## Instructions for the task
Make an exact copy of the records, with the images left out.

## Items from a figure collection
-- begin --

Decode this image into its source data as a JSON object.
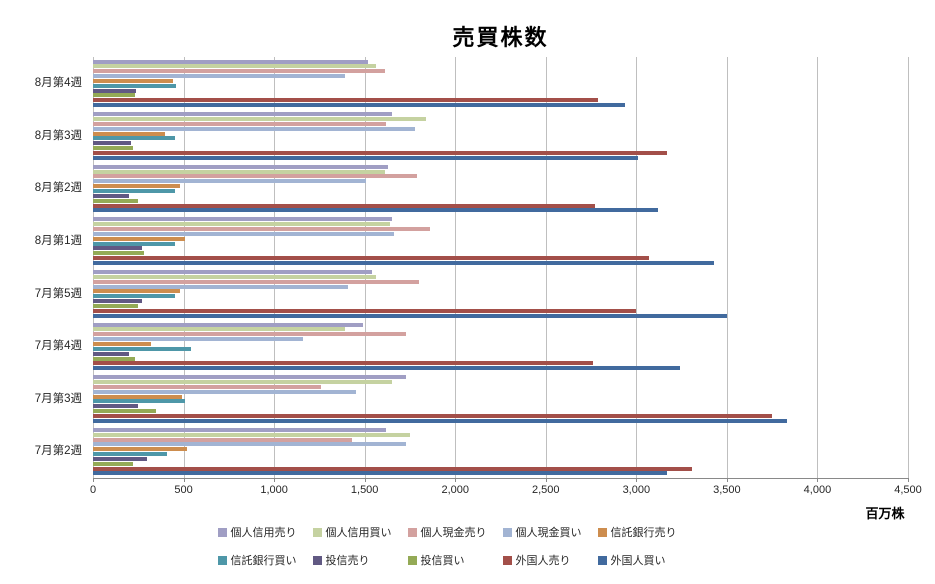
{
  "title": "売買株数",
  "unit_label": "百万株",
  "chart_data": {
    "type": "bar",
    "orientation": "horizontal",
    "title": "売買株数",
    "xlabel": "百万株",
    "ylabel": "",
    "xlim": [
      0,
      4500
    ],
    "x_tick_step": 500,
    "x_tick_labels": [
      "0",
      "500",
      "1,000",
      "1,500",
      "2,000",
      "2,500",
      "3,000",
      "3,500",
      "4,000",
      "4,500"
    ],
    "grid": "vertical-gridlines-on",
    "legend_position": "bottom-two-rows",
    "categories": [
      "8月第4週",
      "8月第3週",
      "8月第2週",
      "8月第1週",
      "7月第5週",
      "7月第4週",
      "7月第3週",
      "7月第2週"
    ],
    "series": [
      {
        "name": "個人信用売り",
        "color": "#a09ec4",
        "values": [
          1520,
          1650,
          1630,
          1650,
          1540,
          1490,
          1730,
          1620
        ]
      },
      {
        "name": "個人信用買い",
        "color": "#c5d2a1",
        "values": [
          1560,
          1840,
          1610,
          1640,
          1560,
          1390,
          1650,
          1750
        ]
      },
      {
        "name": "個人現金売り",
        "color": "#d3a19f",
        "values": [
          1610,
          1620,
          1790,
          1860,
          1800,
          1730,
          1260,
          1430
        ]
      },
      {
        "name": "個人現金買い",
        "color": "#a2b4d3",
        "values": [
          1390,
          1780,
          1510,
          1660,
          1410,
          1160,
          1450,
          1730
        ]
      },
      {
        "name": "信託銀行売り",
        "color": "#cd8d4e",
        "values": [
          440,
          400,
          480,
          510,
          480,
          320,
          490,
          520
        ]
      },
      {
        "name": "信託銀行買い",
        "color": "#4e97a8",
        "values": [
          460,
          450,
          450,
          450,
          450,
          540,
          510,
          410
        ]
      },
      {
        "name": "投信売り",
        "color": "#615983",
        "values": [
          240,
          210,
          200,
          270,
          270,
          200,
          250,
          300
        ]
      },
      {
        "name": "投信買い",
        "color": "#94aa56",
        "values": [
          230,
          220,
          250,
          280,
          250,
          230,
          350,
          220
        ]
      },
      {
        "name": "外国人売り",
        "color": "#a34f49",
        "values": [
          2790,
          3170,
          2770,
          3070,
          3000,
          2760,
          3750,
          3310
        ]
      },
      {
        "name": "外国人買い",
        "color": "#416a9e",
        "values": [
          2940,
          3010,
          3120,
          3430,
          3500,
          3240,
          3830,
          3170
        ]
      }
    ],
    "legend_rows": [
      [
        "個人信用売り",
        "個人信用買い",
        "個人現金売り",
        "個人現金買い",
        "信託銀行売り"
      ],
      [
        "信託銀行買い",
        "投信売り",
        "投信買い",
        "外国人売り",
        "外国人買い"
      ]
    ]
  }
}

-- end --

## Final result
Decode this image into its source data as a JSON object.
{
  "title": "売買株数",
  "unit_label": "百万株",
  "chart_data": {
    "type": "bar",
    "orientation": "horizontal",
    "title": "売買株数",
    "xlabel": "百万株",
    "ylabel": "",
    "xlim": [
      0,
      4500
    ],
    "x_tick_step": 500,
    "x_tick_labels": [
      "0",
      "500",
      "1,000",
      "1,500",
      "2,000",
      "2,500",
      "3,000",
      "3,500",
      "4,000",
      "4,500"
    ],
    "grid": "vertical-gridlines-on",
    "legend_position": "bottom-two-rows",
    "categories": [
      "8月第4週",
      "8月第3週",
      "8月第2週",
      "8月第1週",
      "7月第5週",
      "7月第4週",
      "7月第3週",
      "7月第2週"
    ],
    "series": [
      {
        "name": "個人信用売り",
        "color": "#a09ec4",
        "values": [
          1520,
          1650,
          1630,
          1650,
          1540,
          1490,
          1730,
          1620
        ]
      },
      {
        "name": "個人信用買い",
        "color": "#c5d2a1",
        "values": [
          1560,
          1840,
          1610,
          1640,
          1560,
          1390,
          1650,
          1750
        ]
      },
      {
        "name": "個人現金売り",
        "color": "#d3a19f",
        "values": [
          1610,
          1620,
          1790,
          1860,
          1800,
          1730,
          1260,
          1430
        ]
      },
      {
        "name": "個人現金買い",
        "color": "#a2b4d3",
        "values": [
          1390,
          1780,
          1510,
          1660,
          1410,
          1160,
          1450,
          1730
        ]
      },
      {
        "name": "信託銀行売り",
        "color": "#cd8d4e",
        "values": [
          440,
          400,
          480,
          510,
          480,
          320,
          490,
          520
        ]
      },
      {
        "name": "信託銀行買い",
        "color": "#4e97a8",
        "values": [
          460,
          450,
          450,
          450,
          450,
          540,
          510,
          410
        ]
      },
      {
        "name": "投信売り",
        "color": "#615983",
        "values": [
          240,
          210,
          200,
          270,
          270,
          200,
          250,
          300
        ]
      },
      {
        "name": "投信買い",
        "color": "#94aa56",
        "values": [
          230,
          220,
          250,
          280,
          250,
          230,
          350,
          220
        ]
      },
      {
        "name": "外国人売り",
        "color": "#a34f49",
        "values": [
          2790,
          3170,
          2770,
          3070,
          3000,
          2760,
          3750,
          3310
        ]
      },
      {
        "name": "外国人買い",
        "color": "#416a9e",
        "values": [
          2940,
          3010,
          3120,
          3430,
          3500,
          3240,
          3830,
          3170
        ]
      }
    ],
    "legend_rows": [
      [
        "個人信用売り",
        "個人信用買い",
        "個人現金売り",
        "個人現金買い",
        "信託銀行売り"
      ],
      [
        "信託銀行買い",
        "投信売り",
        "投信買い",
        "外国人売り",
        "外国人買い"
      ]
    ]
  }
}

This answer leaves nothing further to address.